To do
Within the records that follow, find every line containing the string "load". Copy those lines.

[Start of Stored records]

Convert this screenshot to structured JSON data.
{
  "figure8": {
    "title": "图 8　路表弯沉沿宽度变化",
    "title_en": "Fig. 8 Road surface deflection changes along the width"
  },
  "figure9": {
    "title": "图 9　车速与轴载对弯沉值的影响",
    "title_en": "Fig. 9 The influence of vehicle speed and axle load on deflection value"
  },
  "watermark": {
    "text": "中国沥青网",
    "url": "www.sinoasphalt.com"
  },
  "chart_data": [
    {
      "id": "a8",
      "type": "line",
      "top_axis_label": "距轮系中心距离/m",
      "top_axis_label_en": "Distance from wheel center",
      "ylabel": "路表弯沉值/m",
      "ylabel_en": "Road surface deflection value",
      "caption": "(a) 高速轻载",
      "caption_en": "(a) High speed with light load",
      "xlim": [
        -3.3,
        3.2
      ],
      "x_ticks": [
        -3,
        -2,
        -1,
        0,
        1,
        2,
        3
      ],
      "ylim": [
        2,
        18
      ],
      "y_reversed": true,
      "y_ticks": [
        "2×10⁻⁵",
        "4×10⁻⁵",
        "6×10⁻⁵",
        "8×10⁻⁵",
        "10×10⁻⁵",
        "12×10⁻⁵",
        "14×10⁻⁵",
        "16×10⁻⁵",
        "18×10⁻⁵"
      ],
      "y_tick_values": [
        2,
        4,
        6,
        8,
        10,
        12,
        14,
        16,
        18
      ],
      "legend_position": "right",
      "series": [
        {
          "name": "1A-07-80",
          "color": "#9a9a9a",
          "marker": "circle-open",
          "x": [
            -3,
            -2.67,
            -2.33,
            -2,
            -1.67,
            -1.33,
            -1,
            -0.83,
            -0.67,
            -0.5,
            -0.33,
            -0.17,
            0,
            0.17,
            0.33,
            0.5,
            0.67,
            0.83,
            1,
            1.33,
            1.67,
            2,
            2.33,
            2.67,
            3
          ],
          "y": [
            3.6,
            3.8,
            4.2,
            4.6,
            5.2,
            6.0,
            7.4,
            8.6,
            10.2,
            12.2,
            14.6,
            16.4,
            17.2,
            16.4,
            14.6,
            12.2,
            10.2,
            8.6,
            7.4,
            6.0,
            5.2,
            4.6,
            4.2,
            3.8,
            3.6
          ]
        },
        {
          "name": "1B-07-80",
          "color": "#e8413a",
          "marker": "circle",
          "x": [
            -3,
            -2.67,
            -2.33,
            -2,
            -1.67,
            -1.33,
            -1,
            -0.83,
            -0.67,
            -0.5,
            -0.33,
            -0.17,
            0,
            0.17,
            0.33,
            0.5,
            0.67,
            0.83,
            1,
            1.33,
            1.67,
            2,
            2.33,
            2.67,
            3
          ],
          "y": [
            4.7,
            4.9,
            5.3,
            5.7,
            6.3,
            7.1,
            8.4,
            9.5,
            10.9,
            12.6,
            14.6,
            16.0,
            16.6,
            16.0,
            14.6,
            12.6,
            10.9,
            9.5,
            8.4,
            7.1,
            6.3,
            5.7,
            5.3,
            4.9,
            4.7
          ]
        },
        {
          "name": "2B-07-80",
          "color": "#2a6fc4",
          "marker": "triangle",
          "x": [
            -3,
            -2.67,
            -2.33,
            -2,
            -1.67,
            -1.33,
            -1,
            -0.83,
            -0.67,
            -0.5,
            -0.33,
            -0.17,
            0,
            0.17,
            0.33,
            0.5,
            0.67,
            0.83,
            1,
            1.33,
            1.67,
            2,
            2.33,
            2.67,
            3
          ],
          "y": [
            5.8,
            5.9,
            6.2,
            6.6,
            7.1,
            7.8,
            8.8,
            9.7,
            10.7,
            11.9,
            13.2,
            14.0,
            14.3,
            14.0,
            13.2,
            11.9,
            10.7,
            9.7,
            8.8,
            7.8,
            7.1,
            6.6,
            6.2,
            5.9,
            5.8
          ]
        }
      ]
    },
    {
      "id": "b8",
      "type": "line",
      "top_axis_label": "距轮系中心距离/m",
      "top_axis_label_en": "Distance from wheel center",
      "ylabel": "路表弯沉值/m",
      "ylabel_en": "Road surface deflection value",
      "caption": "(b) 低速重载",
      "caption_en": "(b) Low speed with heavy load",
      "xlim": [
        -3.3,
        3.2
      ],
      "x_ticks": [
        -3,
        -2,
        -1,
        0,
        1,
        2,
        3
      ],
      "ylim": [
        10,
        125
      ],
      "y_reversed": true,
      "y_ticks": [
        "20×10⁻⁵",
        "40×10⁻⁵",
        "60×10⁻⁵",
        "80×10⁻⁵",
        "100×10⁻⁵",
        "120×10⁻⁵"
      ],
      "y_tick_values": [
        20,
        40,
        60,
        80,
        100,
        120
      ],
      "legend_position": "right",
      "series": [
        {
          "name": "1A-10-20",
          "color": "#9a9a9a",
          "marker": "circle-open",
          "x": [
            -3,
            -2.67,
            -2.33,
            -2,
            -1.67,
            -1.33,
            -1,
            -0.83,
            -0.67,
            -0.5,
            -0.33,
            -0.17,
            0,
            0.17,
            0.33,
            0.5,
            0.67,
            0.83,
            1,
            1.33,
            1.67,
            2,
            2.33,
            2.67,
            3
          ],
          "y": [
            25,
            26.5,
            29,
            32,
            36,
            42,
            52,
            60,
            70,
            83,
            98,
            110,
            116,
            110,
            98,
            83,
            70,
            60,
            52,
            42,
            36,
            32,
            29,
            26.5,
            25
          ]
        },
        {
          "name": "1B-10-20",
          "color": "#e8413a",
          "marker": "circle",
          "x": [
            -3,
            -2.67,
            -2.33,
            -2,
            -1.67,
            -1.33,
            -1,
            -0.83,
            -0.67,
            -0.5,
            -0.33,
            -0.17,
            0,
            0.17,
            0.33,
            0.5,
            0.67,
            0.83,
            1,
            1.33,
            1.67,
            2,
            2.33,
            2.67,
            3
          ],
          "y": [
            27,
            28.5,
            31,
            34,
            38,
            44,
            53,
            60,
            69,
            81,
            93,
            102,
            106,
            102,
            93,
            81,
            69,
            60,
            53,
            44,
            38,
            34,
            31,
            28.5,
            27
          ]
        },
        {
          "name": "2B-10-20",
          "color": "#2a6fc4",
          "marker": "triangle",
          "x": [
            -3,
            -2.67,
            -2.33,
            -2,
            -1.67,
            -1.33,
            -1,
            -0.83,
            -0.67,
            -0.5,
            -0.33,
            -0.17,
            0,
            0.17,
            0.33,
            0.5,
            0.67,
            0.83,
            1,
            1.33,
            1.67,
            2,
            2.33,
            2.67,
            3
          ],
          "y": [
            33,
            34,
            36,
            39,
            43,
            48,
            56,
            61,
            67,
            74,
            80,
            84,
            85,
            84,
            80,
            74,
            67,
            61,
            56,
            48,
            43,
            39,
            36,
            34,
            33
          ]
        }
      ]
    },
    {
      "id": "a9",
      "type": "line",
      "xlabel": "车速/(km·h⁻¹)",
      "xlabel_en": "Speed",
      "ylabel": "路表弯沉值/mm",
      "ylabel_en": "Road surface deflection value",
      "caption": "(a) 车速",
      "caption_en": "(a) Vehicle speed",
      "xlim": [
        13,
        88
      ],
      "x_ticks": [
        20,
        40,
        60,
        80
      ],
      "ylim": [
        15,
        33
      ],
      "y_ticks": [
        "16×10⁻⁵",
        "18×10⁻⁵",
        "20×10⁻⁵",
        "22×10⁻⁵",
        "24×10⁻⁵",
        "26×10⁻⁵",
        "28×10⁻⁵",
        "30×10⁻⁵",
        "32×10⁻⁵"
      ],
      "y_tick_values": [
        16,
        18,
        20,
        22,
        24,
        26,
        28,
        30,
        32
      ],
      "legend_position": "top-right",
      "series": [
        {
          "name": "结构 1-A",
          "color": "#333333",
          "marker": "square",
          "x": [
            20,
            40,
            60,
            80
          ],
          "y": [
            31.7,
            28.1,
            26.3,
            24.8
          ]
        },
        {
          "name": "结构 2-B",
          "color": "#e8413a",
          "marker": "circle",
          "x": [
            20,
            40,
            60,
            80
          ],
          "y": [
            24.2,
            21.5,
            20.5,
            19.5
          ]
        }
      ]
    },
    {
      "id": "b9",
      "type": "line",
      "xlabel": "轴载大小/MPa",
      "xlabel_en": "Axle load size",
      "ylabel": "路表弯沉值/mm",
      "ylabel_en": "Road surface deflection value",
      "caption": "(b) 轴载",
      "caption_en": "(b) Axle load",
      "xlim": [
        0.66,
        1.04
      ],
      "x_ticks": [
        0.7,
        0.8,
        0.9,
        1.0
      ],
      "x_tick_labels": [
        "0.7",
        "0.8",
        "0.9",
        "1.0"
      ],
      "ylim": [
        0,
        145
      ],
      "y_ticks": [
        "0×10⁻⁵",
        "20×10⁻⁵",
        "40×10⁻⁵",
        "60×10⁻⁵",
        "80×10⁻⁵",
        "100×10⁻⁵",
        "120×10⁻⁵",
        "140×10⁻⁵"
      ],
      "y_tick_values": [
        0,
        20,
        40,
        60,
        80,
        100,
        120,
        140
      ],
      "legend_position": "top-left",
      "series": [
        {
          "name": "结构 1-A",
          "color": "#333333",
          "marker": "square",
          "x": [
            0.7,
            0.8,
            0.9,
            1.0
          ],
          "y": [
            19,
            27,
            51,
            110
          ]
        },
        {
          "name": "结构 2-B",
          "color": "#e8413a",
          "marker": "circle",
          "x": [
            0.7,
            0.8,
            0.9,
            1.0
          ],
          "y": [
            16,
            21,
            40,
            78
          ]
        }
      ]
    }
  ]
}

[End of Stored records]

Task response
    "title_en": "Fig. 9 The influence of vehicle speed and axle load on deflection value"
      "caption_en": "(a) High speed with light load",
      "caption_en": "(b) Low speed with heavy load",
      "xlabel_en": "Axle load size",
      "caption_en": "(b) Axle load",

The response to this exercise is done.